● **Provided material**
= = = = = = =
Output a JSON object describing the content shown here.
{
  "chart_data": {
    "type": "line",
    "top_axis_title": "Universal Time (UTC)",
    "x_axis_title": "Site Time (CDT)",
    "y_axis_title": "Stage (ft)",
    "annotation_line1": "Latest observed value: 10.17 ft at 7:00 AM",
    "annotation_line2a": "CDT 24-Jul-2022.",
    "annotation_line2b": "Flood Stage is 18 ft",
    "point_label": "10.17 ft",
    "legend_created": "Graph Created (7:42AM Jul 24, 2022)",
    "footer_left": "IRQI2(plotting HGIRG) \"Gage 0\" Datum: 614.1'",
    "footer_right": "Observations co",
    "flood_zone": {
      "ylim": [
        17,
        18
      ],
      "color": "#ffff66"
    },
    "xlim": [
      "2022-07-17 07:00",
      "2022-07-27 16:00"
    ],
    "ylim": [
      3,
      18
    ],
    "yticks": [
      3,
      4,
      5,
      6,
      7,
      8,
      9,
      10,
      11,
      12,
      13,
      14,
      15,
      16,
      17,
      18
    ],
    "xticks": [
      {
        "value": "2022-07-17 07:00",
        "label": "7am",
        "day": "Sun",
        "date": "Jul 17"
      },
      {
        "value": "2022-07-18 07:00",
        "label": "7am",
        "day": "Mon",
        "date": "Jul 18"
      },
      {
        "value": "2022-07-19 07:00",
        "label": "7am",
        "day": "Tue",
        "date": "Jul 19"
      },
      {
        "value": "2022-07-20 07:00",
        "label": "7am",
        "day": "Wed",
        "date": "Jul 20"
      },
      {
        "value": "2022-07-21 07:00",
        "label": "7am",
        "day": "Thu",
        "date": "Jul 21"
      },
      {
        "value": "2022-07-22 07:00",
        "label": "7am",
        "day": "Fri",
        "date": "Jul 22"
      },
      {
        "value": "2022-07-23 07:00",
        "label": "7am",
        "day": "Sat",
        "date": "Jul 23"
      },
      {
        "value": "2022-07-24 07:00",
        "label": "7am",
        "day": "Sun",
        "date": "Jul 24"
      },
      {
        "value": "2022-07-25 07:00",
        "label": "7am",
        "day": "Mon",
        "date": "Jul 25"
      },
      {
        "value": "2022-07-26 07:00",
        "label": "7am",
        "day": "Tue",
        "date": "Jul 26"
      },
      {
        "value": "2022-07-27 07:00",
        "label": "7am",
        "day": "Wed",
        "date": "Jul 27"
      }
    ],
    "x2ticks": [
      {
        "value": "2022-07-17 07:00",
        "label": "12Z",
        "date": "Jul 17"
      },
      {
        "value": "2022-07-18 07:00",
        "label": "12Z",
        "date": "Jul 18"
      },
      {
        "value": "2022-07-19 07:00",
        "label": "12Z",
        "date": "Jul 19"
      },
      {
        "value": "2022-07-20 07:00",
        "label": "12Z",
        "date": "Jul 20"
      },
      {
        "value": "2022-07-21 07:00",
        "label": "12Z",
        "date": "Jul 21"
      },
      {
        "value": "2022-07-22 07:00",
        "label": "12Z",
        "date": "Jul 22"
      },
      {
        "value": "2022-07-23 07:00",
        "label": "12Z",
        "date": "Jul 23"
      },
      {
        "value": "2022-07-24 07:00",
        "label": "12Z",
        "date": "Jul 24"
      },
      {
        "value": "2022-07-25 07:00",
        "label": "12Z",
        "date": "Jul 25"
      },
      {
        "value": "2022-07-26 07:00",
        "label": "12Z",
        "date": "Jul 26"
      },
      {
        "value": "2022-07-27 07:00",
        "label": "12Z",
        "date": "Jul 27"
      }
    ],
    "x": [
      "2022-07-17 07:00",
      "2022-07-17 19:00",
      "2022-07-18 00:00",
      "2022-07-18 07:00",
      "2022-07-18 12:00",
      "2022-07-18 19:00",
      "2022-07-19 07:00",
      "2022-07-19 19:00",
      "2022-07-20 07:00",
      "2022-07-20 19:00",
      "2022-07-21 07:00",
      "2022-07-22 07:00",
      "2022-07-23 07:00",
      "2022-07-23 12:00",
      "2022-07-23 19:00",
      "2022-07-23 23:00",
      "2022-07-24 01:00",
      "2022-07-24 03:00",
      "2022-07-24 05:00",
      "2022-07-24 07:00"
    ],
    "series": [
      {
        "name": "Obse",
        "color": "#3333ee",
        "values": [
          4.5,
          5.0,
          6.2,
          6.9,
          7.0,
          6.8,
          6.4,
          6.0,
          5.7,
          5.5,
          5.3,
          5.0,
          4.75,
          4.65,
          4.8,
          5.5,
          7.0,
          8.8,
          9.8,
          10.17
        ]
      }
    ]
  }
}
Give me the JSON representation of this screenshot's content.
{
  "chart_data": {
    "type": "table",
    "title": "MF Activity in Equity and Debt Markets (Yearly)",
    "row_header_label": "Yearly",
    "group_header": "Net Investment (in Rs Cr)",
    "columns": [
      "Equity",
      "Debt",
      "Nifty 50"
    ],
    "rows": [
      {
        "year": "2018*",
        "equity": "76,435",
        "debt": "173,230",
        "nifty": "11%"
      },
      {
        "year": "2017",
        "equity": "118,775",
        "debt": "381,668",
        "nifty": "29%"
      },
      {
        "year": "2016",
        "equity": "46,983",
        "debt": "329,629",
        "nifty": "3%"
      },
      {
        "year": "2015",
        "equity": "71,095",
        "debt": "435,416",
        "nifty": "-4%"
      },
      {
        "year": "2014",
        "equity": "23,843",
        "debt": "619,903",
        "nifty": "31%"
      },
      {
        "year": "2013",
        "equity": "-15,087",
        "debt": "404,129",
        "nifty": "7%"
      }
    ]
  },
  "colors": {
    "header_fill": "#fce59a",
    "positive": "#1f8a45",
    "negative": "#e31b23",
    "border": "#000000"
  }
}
= = = = = = =
● **Task**
From the material above, gather all lines that include the string "Stage" and copy them.

● **Final result**
    "y_axis_title": "Stage (ft)",
    "annotation_line2b": "Flood Stage is 18 ft",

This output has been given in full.